Dessa forma, independentemente de sua natureza, se pública ou privada, toda a empresa para desenvolver atividade econômica, seja esta indústria ou comércio, ou, ainda, prestação de serviços, regem-se pelos princípios contidos no artigo 170 da CF.
Nesse sentido, a livre iniciativa, vista também como princípio pelo STF3, atribui ao setor privado o papel primordial na produção ou circulação de bens ou serviços, constituindo a base sobre a qual se constrói a ordem econômica.
Dessa maneira, recai sobre o Estado apenas uma função supletiva, pois a Constituição Federal determina que a ele cabe a exploração direta da atividade econômica somente quando necessária à segurança nacional ou relevante interesse econômico (CF, art. 173).
Nossa Constituição pátria dispõe em seu art. 174 que o Estado tem o papel primordial como agente normativo e regulador da atividade econômica exercendo as funções de fiscalização, incentivo e planejamento de acordo com a lei, no sentido de evitar irregularidades.
Logo, a nossa Constituição não coíbe o intervencionismo estatal na produção ou circulação de bens ou serviços, mas assegura e estimula o acesso à livre concorrência por meio de ações fundadas na legislação.
O professor José Afonso da Silva ensina que a liberdade de iniciativa envolve a liberdade de indústria e comércio ou liberdade de empresa e a liberdade de contrato4.
Cabe acrescentar que o parágrafo único do art. 170 da CF assegura a todos o livre exercício de qualquer atividade econômica, independentemente de autorização de órgãos públicos, salvo nos casos previstos em lei.
Dessa forma, o princípio da livre iniciativa, tal como qualquer outro, não pode ser considerado absoluto, uma vez que há restrições que a própria ordem econômica impõe sobre ele, como, por exemplo, quando há exigência legal para a obtenção de autorização para o exercício de determinada atividade mercantil, a cujo rol se inclui as farmácias.
Para elas, o comércio será exercido somente por estabelecimentos licenciados pelo órgão sanitário competente dos Estados, do Distrito Federal, em conformidade com a legislação local baixada pelos mesmos, respeitadas as disposições da Lei nº 5.991, de 17 de dezembro de 1973.
A citada legislação, da qual falaremos adiante, dispõe sobre o controle sanitário do comércio de drogas, de medicamentos, de insumos farmacêuticos e de correlatos.

§ **EXERCÍCIOS PROPOSTOS**:
• 1. Resuma em duas frases o texto sobre a livre iniciativa.
• 2. Dê a continuação do texto sobre a livre iniciativa, a partir da última frase apresentada.

§ **Registros de dados armazenados**:
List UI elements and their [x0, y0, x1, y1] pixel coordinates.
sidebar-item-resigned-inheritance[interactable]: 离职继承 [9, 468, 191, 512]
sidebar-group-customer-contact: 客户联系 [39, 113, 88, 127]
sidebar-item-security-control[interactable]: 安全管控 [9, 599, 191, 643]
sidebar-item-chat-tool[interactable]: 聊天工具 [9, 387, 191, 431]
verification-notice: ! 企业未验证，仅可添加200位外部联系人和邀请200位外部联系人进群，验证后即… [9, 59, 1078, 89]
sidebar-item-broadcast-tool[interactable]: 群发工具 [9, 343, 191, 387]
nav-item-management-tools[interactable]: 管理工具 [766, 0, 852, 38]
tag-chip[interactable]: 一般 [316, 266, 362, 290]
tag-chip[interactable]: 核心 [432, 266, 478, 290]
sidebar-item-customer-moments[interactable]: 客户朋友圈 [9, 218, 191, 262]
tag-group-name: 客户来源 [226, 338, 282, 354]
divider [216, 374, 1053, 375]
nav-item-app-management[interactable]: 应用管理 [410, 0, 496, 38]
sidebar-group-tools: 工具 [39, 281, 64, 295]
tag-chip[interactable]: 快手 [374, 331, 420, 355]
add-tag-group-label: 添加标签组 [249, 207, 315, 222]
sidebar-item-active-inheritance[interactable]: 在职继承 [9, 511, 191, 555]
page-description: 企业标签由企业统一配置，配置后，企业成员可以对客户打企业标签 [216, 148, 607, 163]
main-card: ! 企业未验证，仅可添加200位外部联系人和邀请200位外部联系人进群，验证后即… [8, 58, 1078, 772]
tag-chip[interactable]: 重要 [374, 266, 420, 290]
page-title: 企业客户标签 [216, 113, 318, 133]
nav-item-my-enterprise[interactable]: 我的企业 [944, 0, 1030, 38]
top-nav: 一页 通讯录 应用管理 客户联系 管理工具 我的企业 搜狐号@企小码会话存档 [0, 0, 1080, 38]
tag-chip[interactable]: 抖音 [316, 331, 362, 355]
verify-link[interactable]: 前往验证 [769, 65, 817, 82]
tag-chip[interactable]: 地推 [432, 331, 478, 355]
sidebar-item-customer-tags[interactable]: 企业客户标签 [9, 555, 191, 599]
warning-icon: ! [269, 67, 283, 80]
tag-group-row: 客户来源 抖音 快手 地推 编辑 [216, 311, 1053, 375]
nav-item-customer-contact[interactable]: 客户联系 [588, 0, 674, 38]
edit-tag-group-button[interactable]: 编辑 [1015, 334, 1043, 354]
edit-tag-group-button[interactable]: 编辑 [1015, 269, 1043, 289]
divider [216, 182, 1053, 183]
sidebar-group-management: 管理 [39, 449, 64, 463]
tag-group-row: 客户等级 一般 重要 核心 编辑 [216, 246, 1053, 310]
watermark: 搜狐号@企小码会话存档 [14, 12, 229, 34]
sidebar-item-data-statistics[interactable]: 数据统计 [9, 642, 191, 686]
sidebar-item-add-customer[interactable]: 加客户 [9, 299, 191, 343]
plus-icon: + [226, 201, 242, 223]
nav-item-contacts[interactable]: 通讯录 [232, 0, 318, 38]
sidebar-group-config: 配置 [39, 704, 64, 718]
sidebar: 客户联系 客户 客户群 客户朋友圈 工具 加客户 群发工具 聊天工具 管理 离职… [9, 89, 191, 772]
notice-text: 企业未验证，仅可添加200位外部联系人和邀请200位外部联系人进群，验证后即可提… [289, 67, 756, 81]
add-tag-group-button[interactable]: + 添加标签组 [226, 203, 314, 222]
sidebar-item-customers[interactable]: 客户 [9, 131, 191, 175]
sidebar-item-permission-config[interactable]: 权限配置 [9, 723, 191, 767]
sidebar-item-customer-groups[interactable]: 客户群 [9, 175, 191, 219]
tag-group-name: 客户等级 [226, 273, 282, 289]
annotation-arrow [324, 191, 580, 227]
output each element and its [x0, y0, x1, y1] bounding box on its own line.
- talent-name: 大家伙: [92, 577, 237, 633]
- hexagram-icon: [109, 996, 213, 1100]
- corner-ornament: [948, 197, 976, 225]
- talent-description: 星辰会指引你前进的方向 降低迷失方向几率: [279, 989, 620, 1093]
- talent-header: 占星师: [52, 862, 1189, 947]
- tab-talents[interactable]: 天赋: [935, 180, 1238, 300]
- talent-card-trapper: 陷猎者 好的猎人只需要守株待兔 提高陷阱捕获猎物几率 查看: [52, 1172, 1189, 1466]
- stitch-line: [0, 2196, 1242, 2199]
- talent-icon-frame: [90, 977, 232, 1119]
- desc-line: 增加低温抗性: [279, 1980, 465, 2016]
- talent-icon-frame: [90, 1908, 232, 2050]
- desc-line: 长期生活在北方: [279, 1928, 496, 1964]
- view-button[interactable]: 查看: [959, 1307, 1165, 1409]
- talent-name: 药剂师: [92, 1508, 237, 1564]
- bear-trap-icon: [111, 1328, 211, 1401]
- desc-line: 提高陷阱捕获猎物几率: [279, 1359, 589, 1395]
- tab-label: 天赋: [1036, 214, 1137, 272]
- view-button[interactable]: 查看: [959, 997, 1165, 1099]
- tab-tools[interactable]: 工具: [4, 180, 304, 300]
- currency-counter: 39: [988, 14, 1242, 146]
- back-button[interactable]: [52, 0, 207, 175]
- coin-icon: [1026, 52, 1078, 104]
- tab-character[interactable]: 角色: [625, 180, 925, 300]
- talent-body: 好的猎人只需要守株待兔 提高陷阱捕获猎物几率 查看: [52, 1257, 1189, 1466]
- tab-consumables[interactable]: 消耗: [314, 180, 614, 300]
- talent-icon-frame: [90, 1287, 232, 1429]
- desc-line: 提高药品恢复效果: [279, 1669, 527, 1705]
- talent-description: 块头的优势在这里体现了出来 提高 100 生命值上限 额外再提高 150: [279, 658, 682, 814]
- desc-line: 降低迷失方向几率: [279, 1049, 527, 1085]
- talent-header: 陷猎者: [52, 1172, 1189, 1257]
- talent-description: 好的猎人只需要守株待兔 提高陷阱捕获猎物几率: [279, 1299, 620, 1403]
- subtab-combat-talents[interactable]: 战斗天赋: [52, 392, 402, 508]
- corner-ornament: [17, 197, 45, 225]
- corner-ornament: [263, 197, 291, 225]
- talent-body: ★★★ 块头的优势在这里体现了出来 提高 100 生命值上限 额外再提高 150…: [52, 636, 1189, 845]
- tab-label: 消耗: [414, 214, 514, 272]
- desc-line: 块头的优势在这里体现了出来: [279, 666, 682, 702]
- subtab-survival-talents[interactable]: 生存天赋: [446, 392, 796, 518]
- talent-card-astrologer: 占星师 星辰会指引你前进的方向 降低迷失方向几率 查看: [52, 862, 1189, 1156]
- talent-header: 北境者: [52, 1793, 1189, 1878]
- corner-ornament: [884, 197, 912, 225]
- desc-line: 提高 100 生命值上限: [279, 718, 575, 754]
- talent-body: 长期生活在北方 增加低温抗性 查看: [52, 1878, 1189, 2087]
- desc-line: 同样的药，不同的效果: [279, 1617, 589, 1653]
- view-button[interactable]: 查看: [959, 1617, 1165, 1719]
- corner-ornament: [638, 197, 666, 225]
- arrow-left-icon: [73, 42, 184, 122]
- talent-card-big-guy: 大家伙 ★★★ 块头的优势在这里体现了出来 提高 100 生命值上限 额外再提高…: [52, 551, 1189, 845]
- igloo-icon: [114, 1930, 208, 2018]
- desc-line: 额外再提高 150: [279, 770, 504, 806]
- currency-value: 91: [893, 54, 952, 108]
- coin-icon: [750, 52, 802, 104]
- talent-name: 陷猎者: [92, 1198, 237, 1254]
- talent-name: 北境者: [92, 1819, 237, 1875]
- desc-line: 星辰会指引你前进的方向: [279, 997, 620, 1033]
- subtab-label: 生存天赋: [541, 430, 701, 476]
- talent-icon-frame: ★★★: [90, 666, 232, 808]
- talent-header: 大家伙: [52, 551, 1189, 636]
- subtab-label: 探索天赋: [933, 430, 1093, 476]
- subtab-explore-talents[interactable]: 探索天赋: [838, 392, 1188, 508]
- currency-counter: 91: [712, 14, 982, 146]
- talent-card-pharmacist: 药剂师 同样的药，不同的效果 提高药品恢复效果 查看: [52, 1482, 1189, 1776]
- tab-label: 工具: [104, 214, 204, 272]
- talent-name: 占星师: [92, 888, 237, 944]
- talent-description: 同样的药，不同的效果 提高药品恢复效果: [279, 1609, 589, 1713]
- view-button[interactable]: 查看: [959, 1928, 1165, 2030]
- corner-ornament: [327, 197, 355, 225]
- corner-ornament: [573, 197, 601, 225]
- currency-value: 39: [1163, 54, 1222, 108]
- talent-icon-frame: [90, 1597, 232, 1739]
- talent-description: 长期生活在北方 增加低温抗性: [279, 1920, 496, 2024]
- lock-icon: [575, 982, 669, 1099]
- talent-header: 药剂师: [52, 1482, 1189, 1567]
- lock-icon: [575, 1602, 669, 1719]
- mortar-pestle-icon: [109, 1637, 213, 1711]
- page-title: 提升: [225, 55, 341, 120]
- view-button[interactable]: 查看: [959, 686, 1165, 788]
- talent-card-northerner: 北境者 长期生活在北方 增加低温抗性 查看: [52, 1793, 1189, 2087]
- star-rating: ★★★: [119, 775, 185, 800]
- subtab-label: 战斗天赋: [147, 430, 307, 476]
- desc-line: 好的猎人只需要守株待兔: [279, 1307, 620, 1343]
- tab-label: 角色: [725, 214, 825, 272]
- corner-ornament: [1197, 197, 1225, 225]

§ **RESULTADOS DOS EXERCÍCIOS**:
• 1. Pela Constituição Federal, a livre iniciativa atribui ao setor privado o papel primordial na atividade econômica, e o Estado só a explora diretamente nos casos do art. 173, atuando sobretudo como agente normativo e regulador. Esse princípio não é absoluto, pois a lei pode exigir autorização para certas atividades, como o comércio das farmácias, que depende de licença do órgão sanitário competente e segue a Lei nº 5.991, de 1973.

• 2.
Por oportuno, vale dizer que, segundo José Afonso da Silva, a partir do balizamento constitucional da livre iniciativa por valores de “justiça social e bem-estar coletivo”, a exploração de atividade econômica com puro objetivo de lucro e satisfação pessoal do empresário seria ilegítima sob o ponto de vista jurídico.
O aludido constitucionalista ainda pondera no sentido de que:
A natureza neoliberal da ordem econômica prevista na Constituição não tem, entretanto, tal extensão. A equiparação entre a livre iniciativa e os valores normalmente desconsiderados pelo empresário egoísta – que seria a defesa do consumidor, a proteção do meio ambiente, a função social da propriedade etc. – só afasta a possibilidade de edição de leis, complementares ou ordinárias, disciplinadoras da atividade econômica, desatentas a esses valores5.
Em acréscimo, o doutrinador Fábio Ulhoa Coelho preconiza que dois aspectos relevantes se concluem da inserção da livre iniciativa entre os fundamentos da ordem econômica.
O primeiro seria a constitucionalidade de preceitos de lei que visem a motivar os particulares à exploração de atividades empresariais, como é o caso do primado da autonomia patrimonial das pessoas jurídicas quando aplicado ao direito societário, tendo o sentido de limitar o risco de forma que as pessoas não receiem investir em atividades econômicas em razão da possibilidade de elevado comprometimento de seu patrimônio.
O segundo seria a aplicação do princípio da autonomia das obrigações cambiais que está destinado a viabilizar a ágil circulação de crédito, mesmo quando o devedor do título é um consumidor6.